## Your instructions
Copy down all of the data underneath, exactly as shown.

##### Dataset content

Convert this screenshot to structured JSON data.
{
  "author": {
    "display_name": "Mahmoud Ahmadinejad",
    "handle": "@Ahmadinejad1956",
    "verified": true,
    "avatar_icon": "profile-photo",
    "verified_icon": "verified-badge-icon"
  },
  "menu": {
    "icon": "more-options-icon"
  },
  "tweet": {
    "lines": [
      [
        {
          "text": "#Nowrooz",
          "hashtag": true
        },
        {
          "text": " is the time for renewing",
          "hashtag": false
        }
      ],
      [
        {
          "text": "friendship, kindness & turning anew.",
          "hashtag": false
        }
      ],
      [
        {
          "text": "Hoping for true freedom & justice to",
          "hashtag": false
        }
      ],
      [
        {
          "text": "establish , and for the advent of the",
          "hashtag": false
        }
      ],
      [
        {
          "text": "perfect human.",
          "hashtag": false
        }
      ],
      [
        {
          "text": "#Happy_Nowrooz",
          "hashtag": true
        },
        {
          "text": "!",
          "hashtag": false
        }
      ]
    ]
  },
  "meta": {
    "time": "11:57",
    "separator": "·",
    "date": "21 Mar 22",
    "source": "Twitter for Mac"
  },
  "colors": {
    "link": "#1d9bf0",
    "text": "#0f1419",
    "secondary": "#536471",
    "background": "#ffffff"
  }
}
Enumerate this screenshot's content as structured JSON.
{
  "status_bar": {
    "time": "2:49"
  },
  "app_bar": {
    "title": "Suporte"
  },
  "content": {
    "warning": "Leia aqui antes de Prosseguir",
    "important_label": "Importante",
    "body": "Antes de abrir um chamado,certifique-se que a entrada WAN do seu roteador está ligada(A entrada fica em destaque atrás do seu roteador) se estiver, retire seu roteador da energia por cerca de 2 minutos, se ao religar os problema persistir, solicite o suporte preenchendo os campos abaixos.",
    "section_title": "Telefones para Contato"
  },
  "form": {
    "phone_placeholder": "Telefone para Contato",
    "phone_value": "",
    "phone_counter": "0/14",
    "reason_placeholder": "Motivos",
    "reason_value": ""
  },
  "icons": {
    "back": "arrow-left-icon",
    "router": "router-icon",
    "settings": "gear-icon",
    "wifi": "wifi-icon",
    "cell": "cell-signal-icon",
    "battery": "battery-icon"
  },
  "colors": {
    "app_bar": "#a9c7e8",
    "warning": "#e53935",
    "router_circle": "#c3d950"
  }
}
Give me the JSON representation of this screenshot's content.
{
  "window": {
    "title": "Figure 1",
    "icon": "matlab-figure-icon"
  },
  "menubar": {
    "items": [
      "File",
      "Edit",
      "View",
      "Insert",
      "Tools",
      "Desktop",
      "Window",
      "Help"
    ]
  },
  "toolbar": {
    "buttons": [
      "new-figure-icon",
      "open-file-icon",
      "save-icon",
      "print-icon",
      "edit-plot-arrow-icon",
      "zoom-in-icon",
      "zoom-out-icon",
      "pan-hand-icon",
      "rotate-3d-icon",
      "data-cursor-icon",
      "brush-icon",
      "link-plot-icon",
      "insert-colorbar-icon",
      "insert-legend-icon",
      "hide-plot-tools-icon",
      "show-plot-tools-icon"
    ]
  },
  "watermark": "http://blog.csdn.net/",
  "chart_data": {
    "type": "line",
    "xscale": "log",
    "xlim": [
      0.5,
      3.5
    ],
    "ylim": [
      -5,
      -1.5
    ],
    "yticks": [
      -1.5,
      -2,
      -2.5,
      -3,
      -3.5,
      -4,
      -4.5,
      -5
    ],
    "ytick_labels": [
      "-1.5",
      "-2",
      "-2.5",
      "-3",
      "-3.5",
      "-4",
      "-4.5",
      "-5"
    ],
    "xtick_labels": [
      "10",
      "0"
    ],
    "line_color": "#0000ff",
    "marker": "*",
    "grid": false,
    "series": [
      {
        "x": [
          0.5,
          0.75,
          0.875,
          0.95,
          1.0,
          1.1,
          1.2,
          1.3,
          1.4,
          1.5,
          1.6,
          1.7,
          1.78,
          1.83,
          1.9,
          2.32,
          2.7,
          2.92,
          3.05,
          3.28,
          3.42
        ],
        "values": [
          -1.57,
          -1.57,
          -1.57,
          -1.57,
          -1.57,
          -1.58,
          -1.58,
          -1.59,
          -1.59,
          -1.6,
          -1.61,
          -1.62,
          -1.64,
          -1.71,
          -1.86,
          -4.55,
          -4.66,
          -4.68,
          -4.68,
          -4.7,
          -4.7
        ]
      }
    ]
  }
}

##########

## Output of the exercise
Convert this screenshot to structured JSON data.
{
  "author": {
    "display_name": "Mahmoud Ahmadinejad",
    "handle": "@Ahmadinejad1956",
    "verified": true,
    "avatar_icon": "profile-photo",
    "verified_icon": "verified-badge-icon"
  },
  "menu": {
    "icon": "more-options-icon"
  },
  "tweet": {
    "lines": [
      [
        {
          "text": "#Nowrooz",
          "hashtag": true
        },
        {
          "text": " is the time for renewing",
          "hashtag": false
        }
      ],
      [
        {
          "text": "friendship, kindness & turning anew.",
          "hashtag": false
        }
      ],
      [
        {
          "text": "Hoping for true freedom & justice to",
          "hashtag": false
        }
      ],
      [
        {
          "text": "establish , and for the advent of the",
          "hashtag": false
        }
      ],
      [
        {
          "text": "perfect human.",
          "hashtag": false
        }
      ],
      [
        {
          "text": "#Happy_Nowrooz",
          "hashtag": true
        },
        {
          "text": "!",
          "hashtag": false
        }
      ]
    ]
  },
  "meta": {
    "time": "11:57",
    "separator": "·",
    "date": "21 Mar 22",
    "source": "Twitter for Mac"
  },
  "colors": {
    "link": "#1d9bf0",
    "text": "#0f1419",
    "secondary": "#536471",
    "background": "#ffffff"
  }
}
Enumerate this screenshot's content as structured JSON.
{
  "status_bar": {
    "time": "2:49"
  },
  "app_bar": {
    "title": "Suporte"
  },
  "content": {
    "warning": "Leia aqui antes de Prosseguir",
    "important_label": "Importante",
    "body": "Antes de abrir um chamado,certifique-se que a entrada WAN do seu roteador está ligada(A entrada fica em destaque atrás do seu roteador) se estiver, retire seu roteador da energia por cerca de 2 minutos, se ao religar os problema persistir, solicite o suporte preenchendo os campos abaixos.",
    "section_title": "Telefones para Contato"
  },
  "form": {
    "phone_placeholder": "Telefone para Contato",
    "phone_value": "",
    "phone_counter": "0/14",
    "reason_placeholder": "Motivos",
    "reason_value": ""
  },
  "icons": {
    "back": "arrow-left-icon",
    "router": "router-icon",
    "settings": "gear-icon",
    "wifi": "wifi-icon",
    "cell": "cell-signal-icon",
    "battery": "battery-icon"
  },
  "colors": {
    "app_bar": "#a9c7e8",
    "warning": "#e53935",
    "router_circle": "#c3d950"
  }
}
Give me the JSON representation of this screenshot's content.
{
  "window": {
    "title": "Figure 1",
    "icon": "matlab-figure-icon"
  },
  "menubar": {
    "items": [
      "File",
      "Edit",
      "View",
      "Insert",
      "Tools",
      "Desktop",
      "Window",
      "Help"
    ]
  },
  "toolbar": {
    "buttons": [
      "new-figure-icon",
      "open-file-icon",
      "save-icon",
      "print-icon",
      "edit-plot-arrow-icon",
      "zoom-in-icon",
      "zoom-out-icon",
      "pan-hand-icon",
      "rotate-3d-icon",
      "data-cursor-icon",
      "brush-icon",
      "link-plot-icon",
      "insert-colorbar-icon",
      "insert-legend-icon",
      "hide-plot-tools-icon",
      "show-plot-tools-icon"
    ]
  },
  "watermark": "http://blog.csdn.net/",
  "chart_data": {
    "type": "line",
    "xscale": "log",
    "xlim": [
      0.5,
      3.5
    ],
    "ylim": [
      -5,
      -1.5
    ],
    "yticks": [
      -1.5,
      -2,
      -2.5,
      -3,
      -3.5,
      -4,
      -4.5,
      -5
    ],
    "ytick_labels": [
      "-1.5",
      "-2",
      "-2.5",
      "-3",
      "-3.5",
      "-4",
      "-4.5",
      "-5"
    ],
    "xtick_labels": [
      "10",
      "0"
    ],
    "line_color": "#0000ff",
    "marker": "*",
    "grid": false,
    "series": [
      {
        "x": [
          0.5,
          0.75,
          0.875,
          0.95,
          1.0,
          1.1,
          1.2,
          1.3,
          1.4,
          1.5,
          1.6,
          1.7,
          1.78,
          1.83,
          1.9,
          2.32,
          2.7,
          2.92,
          3.05,
          3.28,
          3.42
        ],
        "values": [
          -1.57,
          -1.57,
          -1.57,
          -1.57,
          -1.57,
          -1.58,
          -1.58,
          -1.59,
          -1.59,
          -1.6,
          -1.61,
          -1.62,
          -1.64,
          -1.71,
          -1.86,
          -4.55,
          -4.66,
          -4.68,
          -4.68,
          -4.7,
          -4.7
        ]
      }
    ]
  }
}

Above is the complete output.